## BEGIN

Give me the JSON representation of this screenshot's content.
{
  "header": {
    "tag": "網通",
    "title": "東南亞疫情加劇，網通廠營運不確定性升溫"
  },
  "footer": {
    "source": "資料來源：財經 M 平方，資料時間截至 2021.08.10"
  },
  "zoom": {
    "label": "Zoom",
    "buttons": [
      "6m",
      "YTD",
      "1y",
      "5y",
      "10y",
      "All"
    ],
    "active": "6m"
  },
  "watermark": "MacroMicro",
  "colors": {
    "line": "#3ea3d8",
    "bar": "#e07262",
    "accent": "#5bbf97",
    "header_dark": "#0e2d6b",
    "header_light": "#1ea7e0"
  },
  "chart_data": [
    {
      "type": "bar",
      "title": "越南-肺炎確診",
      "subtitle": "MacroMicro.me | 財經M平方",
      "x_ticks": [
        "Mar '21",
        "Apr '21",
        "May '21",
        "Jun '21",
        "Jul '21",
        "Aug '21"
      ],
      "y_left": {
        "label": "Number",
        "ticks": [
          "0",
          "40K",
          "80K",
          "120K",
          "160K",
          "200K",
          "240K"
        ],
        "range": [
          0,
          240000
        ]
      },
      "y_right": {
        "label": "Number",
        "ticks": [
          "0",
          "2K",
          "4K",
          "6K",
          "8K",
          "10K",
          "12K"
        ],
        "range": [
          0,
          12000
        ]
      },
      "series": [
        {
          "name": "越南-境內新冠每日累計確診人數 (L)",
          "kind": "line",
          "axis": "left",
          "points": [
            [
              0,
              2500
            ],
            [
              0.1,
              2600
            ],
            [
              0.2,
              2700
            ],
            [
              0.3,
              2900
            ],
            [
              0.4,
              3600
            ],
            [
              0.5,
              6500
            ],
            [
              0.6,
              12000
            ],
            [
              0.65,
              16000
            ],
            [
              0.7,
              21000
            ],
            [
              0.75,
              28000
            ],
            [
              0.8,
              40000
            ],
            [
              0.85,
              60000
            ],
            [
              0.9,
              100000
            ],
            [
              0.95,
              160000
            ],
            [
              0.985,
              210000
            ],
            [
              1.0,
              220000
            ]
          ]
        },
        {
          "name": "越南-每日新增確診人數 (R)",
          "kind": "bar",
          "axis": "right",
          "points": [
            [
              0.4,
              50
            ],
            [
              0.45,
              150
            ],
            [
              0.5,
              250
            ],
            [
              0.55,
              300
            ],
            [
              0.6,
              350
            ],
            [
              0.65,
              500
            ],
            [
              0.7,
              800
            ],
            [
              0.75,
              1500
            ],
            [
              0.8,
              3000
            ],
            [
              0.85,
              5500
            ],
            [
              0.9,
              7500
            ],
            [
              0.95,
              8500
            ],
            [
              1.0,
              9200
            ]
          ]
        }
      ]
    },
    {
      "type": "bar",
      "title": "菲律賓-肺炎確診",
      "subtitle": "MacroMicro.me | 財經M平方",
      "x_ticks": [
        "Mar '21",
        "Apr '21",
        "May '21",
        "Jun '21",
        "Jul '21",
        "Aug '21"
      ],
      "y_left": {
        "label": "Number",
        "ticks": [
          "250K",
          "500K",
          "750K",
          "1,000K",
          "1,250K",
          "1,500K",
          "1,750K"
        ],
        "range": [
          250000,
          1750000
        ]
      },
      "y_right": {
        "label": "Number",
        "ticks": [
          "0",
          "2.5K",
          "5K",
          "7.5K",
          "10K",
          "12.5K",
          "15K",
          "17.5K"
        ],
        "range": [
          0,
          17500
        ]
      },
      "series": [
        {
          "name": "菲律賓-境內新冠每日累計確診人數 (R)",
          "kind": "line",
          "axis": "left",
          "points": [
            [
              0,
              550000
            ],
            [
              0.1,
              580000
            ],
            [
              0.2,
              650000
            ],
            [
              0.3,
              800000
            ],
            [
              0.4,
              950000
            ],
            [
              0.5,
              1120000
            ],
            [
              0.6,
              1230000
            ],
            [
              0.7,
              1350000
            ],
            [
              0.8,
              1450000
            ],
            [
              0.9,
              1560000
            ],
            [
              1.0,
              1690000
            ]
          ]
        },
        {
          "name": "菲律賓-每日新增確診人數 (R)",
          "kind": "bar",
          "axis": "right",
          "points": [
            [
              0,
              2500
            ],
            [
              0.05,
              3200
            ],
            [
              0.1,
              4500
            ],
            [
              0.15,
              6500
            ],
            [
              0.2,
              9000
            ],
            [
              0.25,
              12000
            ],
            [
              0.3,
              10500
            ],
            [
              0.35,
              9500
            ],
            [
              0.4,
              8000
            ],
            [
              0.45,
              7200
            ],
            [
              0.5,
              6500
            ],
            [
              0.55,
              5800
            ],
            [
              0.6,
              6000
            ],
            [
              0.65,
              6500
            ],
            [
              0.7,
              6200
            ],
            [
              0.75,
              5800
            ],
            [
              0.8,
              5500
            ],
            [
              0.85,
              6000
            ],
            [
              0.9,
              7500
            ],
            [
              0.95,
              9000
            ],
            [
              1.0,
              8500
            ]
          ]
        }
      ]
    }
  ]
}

## END

WORK TO BE COMPLETED =
Look above for lines with the word "每日新增確診人數" and copy them all.

OUTPUT FOR THIS EXERCISE =
          "name": "越南-每日新增確診人數 (R)",
          "name": "菲律賓-每日新增確診人數 (R)",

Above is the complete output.